| PROMPT |
Below is a set of records; restate each one word for word.

++++++

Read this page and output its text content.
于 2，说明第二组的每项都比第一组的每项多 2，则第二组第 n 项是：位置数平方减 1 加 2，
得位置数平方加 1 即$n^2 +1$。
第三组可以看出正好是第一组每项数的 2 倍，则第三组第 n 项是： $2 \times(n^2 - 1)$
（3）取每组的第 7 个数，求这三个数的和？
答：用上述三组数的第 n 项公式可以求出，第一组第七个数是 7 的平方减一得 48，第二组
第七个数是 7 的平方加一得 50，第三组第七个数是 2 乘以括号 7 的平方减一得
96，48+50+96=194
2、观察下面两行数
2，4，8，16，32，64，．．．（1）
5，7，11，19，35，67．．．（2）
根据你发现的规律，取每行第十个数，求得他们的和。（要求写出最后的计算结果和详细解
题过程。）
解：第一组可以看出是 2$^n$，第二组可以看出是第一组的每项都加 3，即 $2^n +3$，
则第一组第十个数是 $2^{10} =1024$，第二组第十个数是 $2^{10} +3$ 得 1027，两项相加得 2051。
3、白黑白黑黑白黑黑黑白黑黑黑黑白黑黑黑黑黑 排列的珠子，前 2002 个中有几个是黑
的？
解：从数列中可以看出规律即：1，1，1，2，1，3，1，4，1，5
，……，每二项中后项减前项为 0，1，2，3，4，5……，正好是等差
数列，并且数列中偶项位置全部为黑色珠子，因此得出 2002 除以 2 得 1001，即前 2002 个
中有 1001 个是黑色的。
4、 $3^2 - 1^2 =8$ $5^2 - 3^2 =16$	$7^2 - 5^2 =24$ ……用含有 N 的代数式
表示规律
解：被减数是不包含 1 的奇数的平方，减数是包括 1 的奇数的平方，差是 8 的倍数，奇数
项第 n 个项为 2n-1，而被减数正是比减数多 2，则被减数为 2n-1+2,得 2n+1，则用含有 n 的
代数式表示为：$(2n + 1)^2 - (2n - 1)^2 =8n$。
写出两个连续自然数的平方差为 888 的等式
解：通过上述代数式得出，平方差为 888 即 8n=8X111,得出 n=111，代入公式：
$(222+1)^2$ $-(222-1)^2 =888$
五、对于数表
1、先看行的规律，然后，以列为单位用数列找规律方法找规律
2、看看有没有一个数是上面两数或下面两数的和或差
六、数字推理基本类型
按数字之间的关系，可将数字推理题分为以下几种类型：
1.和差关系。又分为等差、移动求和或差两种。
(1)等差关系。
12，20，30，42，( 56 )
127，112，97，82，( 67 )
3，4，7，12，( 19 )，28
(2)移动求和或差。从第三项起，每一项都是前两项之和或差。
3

++++++

| SOLUTION TO THIS EXERCISE |
Read this page and output its text content.
于 2，说明第二组的每项都比第一组的每项多 2，则第二组第 n 项是：位置数平方减 1 加 2，
得位置数平方加 1 即$n^2 +1$。
第三组可以看出正好是第一组每项数的 2 倍，则第三组第 n 项是： $2 \times(n^2 - 1)$
（3）取每组的第 7 个数，求这三个数的和？
答：用上述三组数的第 n 项公式可以求出，第一组第七个数是 7 的平方减一得 48，第二组
第七个数是 7 的平方加一得 50，第三组第七个数是 2 乘以括号 7 的平方减一得
96，48+50+96=194
2、观察下面两行数
2，4，8，16，32，64，．．．（1）
5，7，11，19，35，67．．．（2）
根据你发现的规律，取每行第十个数，求得他们的和。（要求写出最后的计算结果和详细解
题过程。）
解：第一组可以看出是 2$^n$，第二组可以看出是第一组的每项都加 3，即 $2^n +3$，
则第一组第十个数是 $2^{10} =1024$，第二组第十个数是 $2^{10} +3$ 得 1027，两项相加得 2051。
3、白黑白黑黑白黑黑黑白黑黑黑黑白黑黑黑黑黑 排列的珠子，前 2002 个中有几个是黑
的？
解：从数列中可以看出规律即：1，1，1，2，1，3，1，4，1，5
，……，每二项中后项减前项为 0，1，2，3，4，5……，正好是等差
数列，并且数列中偶项位置全部为黑色珠子，因此得出 2002 除以 2 得 1001，即前 2002 个
中有 1001 个是黑色的。
4、 $3^2 - 1^2 =8$ $5^2 - 3^2 =16$	$7^2 - 5^2 =24$ ……用含有 N 的代数式
表示规律
解：被减数是不包含 1 的奇数的平方，减数是包括 1 的奇数的平方，差是 8 的倍数，奇数
项第 n 个项为 2n-1，而被减数正是比减数多 2，则被减数为 2n-1+2,得 2n+1，则用含有 n 的
代数式表示为：$(2n + 1)^2 - (2n - 1)^2 =8n$。
写出两个连续自然数的平方差为 888 的等式
解：通过上述代数式得出，平方差为 888 即 8n=8X111,得出 n=111，代入公式：
$(222+1)^2$ $-(222-1)^2 =888$
五、对于数表
1、先看行的规律，然后，以列为单位用数列找规律方法找规律
2、看看有没有一个数是上面两数或下面两数的和或差
六、数字推理基本类型
按数字之间的关系，可将数字推理题分为以下几种类型：
1.和差关系。又分为等差、移动求和或差两种。
(1)等差关系。
12，20，30，42，( 56 )
127，112，97，82，( 67 )
3，4，7，12，( 19 )，28
(2)移动求和或差。从第三项起，每一项都是前两项之和或差。
3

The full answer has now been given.